SHC_PR 2026_03_09_GRIZZLY MANDownload

Sag Harbor, NY – Sag Harbor Cinema turns its attention to the fraught and fascinating relationship between humans and the natural world with a special screening of Werner Herzog’s Grizzly Man (2005) — on Saturday, March 21st at 5:30pm. 

Herzog’s documentary chronicles the life and death of Timothy Treadwell, an amateur naturalist and bear enthusiast who spent thirteen summers living among grizzly bears in Alaska’s Katmai National Park. Drawing on Treadwell’s own extraordinary footage, Herzog constructs a mesmerizing portrait of obsession, idealism, and the complex boundary between humans and the wild.

The screening will be preceded by a presentation from Dr. Jason Boulanger, head of research at White Buffalo, Inc., a non-profit management and research conservation organization that was established in 1995 and dedicated to the conservation of native species and ecosystems. Dr. Boulanger will discuss the realities of human–wildlife conflict, exploring how interactions between people and animals are constantly transforming across North America—including in our own backyards on the East End. 

“There is no harmony between man and nature in Werner Herzog’s films. His fascinating and very unromantic view of such coexistence finds one of its most devastating portraits in Grizzly Man. I am thrilled that Dr. Boulanger will offer his insight on the subject, prior to the screening of the film. I am also very happy that this presentation will coincide with our run of Ghost Elephants, Herzog’s brand new film, which addressed similar themes through the search for a mythical creature in the heart of Africa,” says SHC’s Artistic Director Giulia D’Agnolo Vallan.

* **Excerpted records**:
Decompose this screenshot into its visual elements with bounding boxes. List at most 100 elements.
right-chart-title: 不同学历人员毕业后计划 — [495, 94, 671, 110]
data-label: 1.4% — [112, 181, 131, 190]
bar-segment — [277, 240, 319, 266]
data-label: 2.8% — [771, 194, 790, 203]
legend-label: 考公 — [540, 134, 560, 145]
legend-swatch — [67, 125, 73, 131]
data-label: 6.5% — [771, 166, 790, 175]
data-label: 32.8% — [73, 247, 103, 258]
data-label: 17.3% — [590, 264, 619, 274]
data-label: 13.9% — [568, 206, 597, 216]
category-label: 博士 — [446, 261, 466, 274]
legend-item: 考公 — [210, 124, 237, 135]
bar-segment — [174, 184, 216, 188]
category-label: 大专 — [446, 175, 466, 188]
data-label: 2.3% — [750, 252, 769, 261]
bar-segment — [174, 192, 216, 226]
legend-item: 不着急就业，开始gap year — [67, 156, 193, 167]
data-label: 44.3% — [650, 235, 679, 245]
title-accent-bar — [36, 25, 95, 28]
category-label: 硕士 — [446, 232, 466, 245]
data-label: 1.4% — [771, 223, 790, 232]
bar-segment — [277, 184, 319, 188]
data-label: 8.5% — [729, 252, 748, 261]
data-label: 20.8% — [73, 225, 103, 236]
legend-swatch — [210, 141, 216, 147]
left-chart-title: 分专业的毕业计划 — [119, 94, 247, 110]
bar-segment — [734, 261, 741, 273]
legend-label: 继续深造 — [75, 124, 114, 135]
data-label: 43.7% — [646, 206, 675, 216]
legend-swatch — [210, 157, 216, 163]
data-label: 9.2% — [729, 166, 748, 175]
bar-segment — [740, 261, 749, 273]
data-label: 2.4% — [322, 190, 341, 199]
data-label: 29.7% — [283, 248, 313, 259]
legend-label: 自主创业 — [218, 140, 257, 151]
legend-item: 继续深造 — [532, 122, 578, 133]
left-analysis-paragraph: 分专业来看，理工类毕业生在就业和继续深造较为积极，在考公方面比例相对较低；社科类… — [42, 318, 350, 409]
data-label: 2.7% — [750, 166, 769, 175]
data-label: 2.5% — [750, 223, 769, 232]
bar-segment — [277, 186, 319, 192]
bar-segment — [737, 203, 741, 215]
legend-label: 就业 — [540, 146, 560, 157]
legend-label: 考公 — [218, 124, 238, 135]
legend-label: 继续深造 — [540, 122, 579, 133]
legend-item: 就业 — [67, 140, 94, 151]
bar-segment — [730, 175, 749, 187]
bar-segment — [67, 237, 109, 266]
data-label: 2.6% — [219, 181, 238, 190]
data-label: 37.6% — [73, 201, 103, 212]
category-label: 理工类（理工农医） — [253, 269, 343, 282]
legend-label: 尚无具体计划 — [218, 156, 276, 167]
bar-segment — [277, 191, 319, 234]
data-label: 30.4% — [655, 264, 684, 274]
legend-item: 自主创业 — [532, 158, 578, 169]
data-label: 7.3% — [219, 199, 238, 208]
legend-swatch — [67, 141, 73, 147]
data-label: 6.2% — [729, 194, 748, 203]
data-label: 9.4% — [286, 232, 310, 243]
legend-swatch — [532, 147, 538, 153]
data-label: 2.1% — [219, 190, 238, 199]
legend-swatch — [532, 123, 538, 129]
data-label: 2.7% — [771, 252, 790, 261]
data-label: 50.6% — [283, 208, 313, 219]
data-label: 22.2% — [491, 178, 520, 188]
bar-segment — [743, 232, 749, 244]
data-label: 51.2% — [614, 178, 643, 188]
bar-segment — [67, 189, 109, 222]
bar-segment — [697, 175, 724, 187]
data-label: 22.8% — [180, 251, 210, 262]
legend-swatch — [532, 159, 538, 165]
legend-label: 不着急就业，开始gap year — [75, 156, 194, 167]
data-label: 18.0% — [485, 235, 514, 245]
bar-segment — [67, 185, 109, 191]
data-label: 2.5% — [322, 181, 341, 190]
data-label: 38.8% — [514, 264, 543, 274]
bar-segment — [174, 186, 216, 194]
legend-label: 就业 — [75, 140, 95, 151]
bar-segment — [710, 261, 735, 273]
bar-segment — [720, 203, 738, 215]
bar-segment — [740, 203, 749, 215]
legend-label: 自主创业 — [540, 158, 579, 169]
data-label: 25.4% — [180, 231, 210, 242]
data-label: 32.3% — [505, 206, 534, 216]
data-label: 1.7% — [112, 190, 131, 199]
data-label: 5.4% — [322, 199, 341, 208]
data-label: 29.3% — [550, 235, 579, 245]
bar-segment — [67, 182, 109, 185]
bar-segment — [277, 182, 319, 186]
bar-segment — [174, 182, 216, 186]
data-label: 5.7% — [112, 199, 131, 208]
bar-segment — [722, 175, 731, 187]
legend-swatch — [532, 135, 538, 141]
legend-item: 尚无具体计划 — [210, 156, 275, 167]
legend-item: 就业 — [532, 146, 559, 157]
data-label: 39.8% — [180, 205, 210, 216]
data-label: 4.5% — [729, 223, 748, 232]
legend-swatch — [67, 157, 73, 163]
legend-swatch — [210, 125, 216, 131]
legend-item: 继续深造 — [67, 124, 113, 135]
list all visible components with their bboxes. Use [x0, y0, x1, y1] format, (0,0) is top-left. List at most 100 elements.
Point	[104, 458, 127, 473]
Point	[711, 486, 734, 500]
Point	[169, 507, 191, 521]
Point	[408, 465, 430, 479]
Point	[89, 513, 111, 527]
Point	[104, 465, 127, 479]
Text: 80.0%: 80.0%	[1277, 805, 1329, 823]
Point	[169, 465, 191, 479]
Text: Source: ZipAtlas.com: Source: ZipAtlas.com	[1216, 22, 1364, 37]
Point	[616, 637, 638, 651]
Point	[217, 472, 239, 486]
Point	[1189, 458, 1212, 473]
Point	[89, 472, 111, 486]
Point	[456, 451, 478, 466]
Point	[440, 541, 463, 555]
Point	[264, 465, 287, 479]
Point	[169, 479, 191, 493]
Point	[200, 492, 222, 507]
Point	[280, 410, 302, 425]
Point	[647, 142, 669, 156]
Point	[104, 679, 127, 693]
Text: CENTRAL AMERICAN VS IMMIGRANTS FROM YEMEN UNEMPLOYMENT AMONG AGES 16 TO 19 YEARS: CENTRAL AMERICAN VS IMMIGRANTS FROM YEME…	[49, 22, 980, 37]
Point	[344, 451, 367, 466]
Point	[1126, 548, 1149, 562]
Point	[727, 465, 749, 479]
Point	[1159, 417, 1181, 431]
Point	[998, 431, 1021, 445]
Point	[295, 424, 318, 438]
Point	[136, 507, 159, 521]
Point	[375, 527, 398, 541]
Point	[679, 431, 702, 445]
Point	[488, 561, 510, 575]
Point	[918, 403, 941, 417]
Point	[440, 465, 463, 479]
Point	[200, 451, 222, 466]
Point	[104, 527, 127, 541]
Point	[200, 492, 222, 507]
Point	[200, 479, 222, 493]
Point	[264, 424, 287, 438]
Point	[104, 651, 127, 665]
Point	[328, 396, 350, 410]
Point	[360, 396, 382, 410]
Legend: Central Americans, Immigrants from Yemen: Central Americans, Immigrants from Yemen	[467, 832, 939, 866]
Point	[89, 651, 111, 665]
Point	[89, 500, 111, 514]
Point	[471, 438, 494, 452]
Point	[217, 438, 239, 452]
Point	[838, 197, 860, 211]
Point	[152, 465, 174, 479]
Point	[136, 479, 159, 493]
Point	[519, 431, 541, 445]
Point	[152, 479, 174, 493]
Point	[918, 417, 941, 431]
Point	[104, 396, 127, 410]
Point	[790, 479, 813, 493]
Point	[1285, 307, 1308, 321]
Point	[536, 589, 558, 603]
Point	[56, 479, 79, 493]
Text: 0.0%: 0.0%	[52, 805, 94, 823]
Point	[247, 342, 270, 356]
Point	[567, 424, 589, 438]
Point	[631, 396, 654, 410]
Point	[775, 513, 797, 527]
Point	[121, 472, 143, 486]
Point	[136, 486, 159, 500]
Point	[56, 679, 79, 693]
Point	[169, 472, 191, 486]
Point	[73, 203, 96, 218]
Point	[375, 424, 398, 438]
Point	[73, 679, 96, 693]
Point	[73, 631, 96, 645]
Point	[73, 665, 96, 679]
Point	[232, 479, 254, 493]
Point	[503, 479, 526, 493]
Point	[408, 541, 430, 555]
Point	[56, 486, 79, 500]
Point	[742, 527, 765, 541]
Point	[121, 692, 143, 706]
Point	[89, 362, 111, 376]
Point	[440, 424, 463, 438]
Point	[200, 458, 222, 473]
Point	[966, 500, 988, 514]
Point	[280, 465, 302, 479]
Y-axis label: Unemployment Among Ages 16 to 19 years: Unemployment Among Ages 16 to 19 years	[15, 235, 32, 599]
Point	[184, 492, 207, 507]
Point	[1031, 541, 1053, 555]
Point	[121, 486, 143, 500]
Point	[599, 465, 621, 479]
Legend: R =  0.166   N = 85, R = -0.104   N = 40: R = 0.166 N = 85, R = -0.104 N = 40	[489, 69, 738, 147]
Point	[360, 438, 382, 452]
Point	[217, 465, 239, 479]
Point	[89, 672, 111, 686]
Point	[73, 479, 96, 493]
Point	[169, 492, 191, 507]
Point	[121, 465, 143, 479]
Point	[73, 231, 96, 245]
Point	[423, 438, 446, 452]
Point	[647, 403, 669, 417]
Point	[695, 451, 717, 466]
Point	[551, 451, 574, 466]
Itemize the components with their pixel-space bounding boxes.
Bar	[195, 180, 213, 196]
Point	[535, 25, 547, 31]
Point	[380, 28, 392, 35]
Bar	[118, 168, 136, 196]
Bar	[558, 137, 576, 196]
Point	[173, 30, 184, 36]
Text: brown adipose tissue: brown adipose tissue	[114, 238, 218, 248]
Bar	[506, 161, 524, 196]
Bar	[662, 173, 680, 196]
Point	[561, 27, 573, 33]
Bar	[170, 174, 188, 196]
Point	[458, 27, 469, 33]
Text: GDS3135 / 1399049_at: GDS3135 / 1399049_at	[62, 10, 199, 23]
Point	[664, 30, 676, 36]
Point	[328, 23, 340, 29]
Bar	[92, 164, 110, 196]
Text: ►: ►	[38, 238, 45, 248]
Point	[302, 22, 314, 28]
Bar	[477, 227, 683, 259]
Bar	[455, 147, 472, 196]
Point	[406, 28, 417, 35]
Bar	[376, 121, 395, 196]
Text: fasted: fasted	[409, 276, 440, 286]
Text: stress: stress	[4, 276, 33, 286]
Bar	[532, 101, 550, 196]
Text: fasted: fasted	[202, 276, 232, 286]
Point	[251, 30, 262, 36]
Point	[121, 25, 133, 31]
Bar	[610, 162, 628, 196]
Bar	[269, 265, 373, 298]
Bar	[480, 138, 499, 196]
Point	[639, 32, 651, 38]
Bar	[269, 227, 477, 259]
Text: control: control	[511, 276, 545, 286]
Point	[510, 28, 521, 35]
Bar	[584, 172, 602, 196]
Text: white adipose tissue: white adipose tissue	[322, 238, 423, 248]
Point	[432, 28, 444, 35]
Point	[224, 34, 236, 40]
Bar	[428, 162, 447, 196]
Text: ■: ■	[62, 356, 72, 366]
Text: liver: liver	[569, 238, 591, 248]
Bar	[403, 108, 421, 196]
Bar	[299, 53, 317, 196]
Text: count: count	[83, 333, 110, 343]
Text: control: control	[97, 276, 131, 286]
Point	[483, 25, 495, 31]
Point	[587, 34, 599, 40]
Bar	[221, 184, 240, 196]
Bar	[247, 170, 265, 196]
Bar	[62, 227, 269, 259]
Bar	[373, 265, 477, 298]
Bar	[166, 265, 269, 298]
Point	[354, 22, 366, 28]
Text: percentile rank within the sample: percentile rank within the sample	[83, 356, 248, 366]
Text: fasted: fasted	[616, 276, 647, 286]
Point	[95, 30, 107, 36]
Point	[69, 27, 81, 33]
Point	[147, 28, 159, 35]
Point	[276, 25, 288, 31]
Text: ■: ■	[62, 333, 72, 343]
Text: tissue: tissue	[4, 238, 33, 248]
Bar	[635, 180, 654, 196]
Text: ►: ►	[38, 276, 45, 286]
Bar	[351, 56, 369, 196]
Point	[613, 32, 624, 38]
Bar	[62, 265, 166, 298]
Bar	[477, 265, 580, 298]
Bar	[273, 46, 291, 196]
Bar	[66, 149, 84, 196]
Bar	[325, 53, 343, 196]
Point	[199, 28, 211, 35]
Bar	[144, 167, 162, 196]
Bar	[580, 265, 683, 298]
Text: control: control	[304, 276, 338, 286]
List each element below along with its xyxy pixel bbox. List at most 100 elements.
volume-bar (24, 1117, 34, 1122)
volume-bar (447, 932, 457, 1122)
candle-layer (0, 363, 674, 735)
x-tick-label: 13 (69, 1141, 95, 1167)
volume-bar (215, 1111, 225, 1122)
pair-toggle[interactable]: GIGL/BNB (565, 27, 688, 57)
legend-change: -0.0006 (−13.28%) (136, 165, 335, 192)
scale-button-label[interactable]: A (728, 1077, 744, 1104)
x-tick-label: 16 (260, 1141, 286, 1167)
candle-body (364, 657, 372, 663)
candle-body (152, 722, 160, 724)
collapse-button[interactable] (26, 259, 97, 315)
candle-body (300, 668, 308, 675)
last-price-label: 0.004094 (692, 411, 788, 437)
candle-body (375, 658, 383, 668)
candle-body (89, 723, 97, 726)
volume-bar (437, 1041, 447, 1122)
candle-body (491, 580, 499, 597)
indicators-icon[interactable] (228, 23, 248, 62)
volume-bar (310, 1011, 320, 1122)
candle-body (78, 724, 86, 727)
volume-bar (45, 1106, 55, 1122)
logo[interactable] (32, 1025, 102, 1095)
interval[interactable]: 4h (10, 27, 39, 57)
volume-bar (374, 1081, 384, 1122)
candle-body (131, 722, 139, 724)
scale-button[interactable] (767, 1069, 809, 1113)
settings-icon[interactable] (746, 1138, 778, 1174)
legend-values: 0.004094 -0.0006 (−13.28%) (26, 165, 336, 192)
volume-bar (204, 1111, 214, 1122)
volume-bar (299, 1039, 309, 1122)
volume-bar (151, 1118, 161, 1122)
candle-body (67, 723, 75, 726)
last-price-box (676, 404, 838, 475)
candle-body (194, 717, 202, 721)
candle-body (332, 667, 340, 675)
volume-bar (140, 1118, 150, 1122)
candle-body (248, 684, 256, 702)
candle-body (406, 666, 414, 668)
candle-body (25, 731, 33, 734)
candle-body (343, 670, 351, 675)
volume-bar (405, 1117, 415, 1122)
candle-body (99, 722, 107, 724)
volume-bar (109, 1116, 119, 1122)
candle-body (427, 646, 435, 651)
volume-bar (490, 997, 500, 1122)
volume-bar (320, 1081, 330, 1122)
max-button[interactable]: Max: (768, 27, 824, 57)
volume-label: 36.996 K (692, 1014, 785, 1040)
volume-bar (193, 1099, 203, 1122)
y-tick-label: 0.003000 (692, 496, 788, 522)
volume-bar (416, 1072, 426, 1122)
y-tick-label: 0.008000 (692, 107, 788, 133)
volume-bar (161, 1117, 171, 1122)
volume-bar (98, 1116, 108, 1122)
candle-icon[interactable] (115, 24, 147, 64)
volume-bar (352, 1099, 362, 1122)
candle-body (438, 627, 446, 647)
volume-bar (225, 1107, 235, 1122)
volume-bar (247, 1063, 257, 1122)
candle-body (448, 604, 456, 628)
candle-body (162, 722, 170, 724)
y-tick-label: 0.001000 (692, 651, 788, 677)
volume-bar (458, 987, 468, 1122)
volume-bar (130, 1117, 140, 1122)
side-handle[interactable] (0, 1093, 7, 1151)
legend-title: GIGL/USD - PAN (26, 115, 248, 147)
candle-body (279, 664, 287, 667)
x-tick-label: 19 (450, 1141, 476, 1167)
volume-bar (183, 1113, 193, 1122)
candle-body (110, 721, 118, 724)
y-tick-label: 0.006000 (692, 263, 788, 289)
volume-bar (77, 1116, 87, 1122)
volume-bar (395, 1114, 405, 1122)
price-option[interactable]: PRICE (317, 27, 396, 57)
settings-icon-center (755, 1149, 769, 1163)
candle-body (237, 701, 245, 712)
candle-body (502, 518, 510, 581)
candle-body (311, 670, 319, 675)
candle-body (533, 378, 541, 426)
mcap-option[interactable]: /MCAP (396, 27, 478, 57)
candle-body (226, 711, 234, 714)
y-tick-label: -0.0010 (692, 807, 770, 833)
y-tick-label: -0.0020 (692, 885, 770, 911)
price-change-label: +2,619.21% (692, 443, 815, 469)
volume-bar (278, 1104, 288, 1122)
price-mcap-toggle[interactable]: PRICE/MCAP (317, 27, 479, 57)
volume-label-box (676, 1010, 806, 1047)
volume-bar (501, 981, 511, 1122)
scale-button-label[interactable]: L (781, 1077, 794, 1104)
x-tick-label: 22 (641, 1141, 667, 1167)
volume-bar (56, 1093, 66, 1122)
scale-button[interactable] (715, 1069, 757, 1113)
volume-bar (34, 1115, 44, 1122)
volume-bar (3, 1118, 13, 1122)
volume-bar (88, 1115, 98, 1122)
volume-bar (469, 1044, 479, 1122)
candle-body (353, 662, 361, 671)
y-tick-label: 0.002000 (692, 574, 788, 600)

* **What is asked**: Extend the Sag Harbor Cinema announcement of the Grizzly Man screening with a few more paragraphs, beginning after the closing quotation from the artistic director.

* **Response below**:
Tickets available at the box office or sagharborcinema.org

Science on Screen® is an initiative of COOLIDGE CORNER THEATRE, with major support from the ALFRED P. SLOAN FOUNDATION.

——

ABOUT THE FILMS

GRIZZLY MAN

Directed by Werner Herzog

USA | 2005 | 104 mins | English

Rated R

Pieced together from Timothy Treadwell’s actual video footage, Werner Herzog’s remarkable documentary examines the calling that drove Treadwell to live among a tribe of wild grizzly bears on an Alaskan reserve. A devoted conservationist with a passion for adventure, Timothy believed he had bridged the gap between human and beast. When one of the bears he loved and protected tragically turns on him, the footage he shot serves as a window into our understanding of nature and its grim realities.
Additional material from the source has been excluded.